Report each line of the data that includes the word "Чукотского".

[begin EXTRACTED INFORMATION]

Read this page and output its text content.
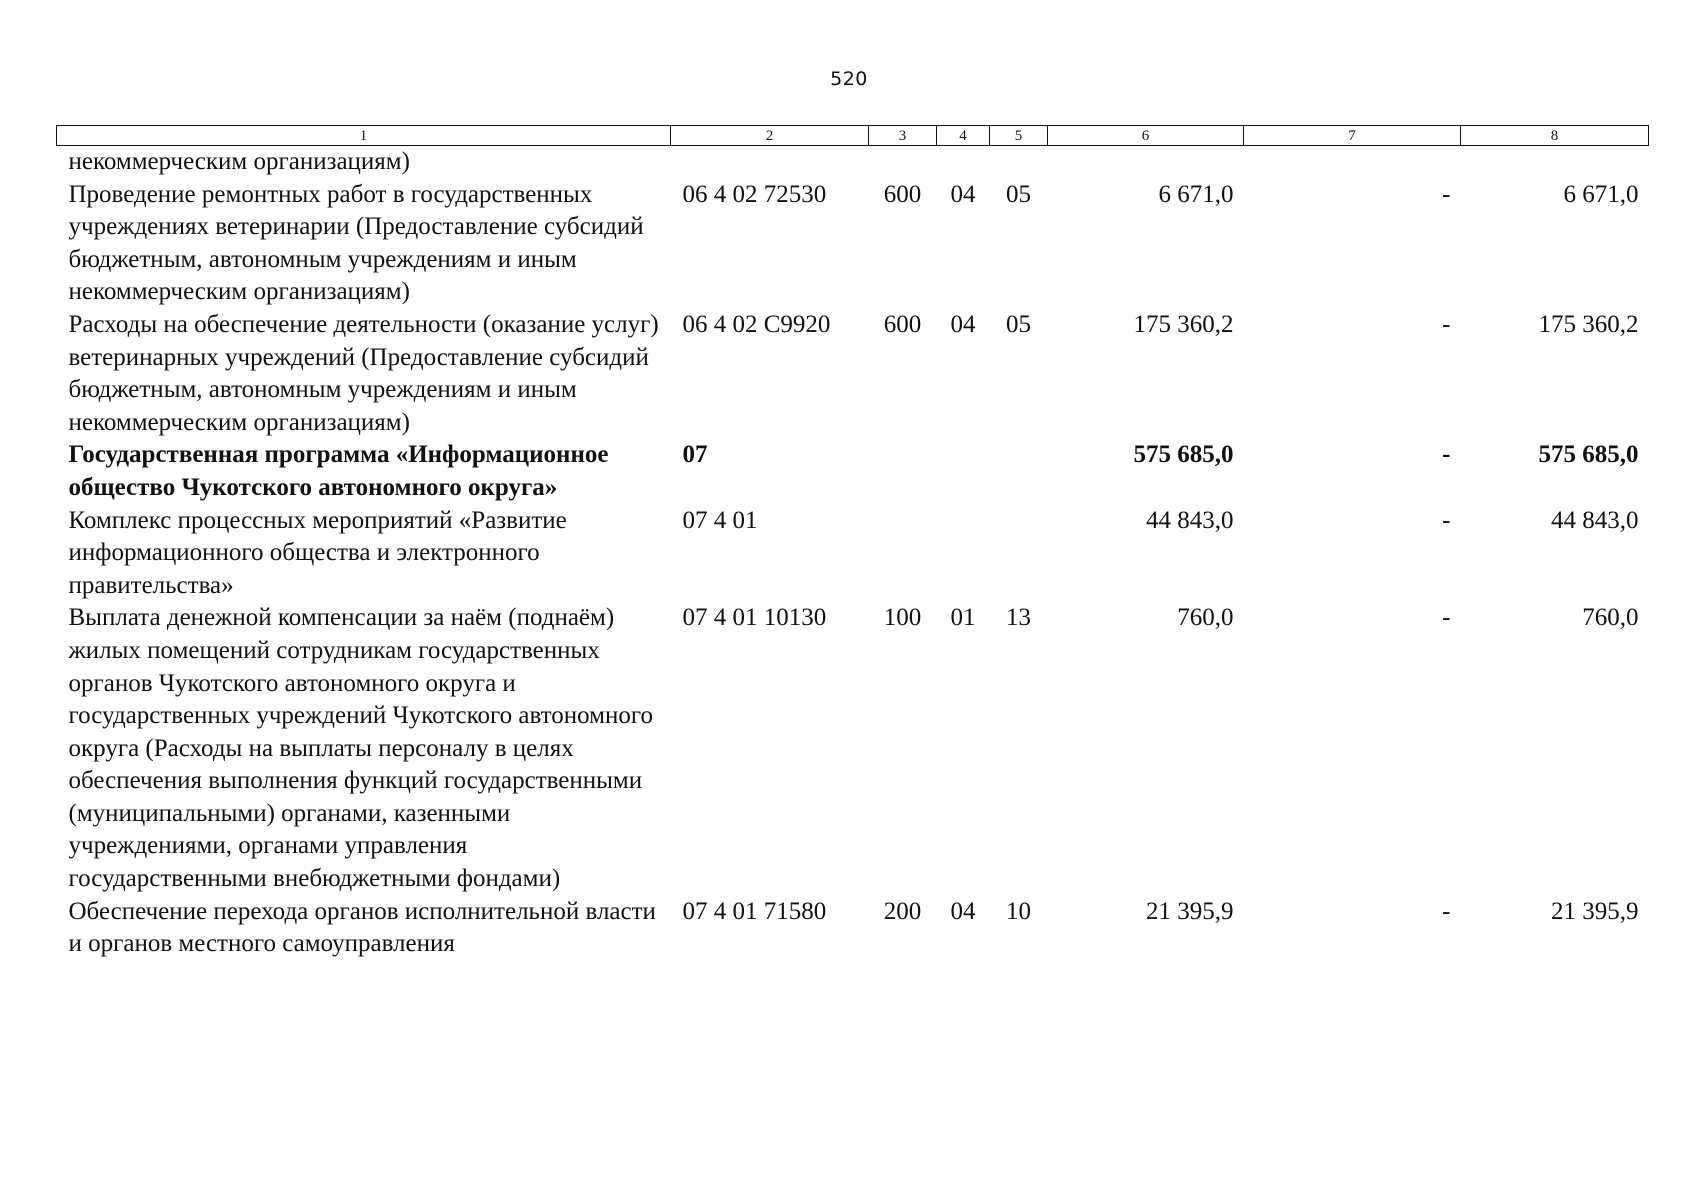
520
1	2	3	4	5	6	7	8
некоммерческим организациям)							
Проведение ремонтных работ в государственных учреждениях ветеринарии (Предоставление субсидий бюджетным, автономным учреждениям и иным некоммерческим организациям)	06 4 02 72530	600	04	05	6 671,0	-	6 671,0
Расходы на обеспечение деятельности (оказание услуг) ветеринарных учреждений (Предоставление субсидий бюджетным, автономным учреждениям и иным некоммерческим организациям)	06 4 02 С9920	600	04	05	175 360,2	-	175 360,2
Государственная программа «Информационное общество Чукотского автономного округа»	07				575 685,0	-	575 685,0
Комплекс процессных мероприятий «Развитие информационного общества и электронного правительства»	07 4 01				44 843,0	-	44 843,0
Выплата денежной компенсации за наём (поднаём) жилых помещений сотрудникам государственных органов Чукотского автономного округа и государственных учреждений Чукотского автономного округа (Расходы на выплаты персоналу в целях обеспечения выполнения функций государственными (муниципальными) органами, казенными учреждениями, органами управления государственными внебюджетными фондами)	07 4 01 10130	100	01	13	760,0	-	760,0
Обеспечение перехода органов исполнительной власти и органов местного самоуправления	07 4 01 71580	200	04	10	21 395,9	-	21 395,9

[end EXTRACTED INFORMATION]

--- TASK ANSWER ---
Государственная программа «Информационное общество Чукотского автономного округа»	07				575 685,0	-	575 685,0
Выплата денежной компенсации за наём (поднаём) жилых помещений сотрудникам государственных органов Чукотского автономного округа и государственных учреждений Чукотского автономного округа (Расходы на выплаты персоналу в целях обеспечения выполнения функций государственными (муниципальными) органами, казенными учреждениями, органами управления государственными внебюджетными фондами)	07 4 01 10130	100	01	13	760,0	-	760,0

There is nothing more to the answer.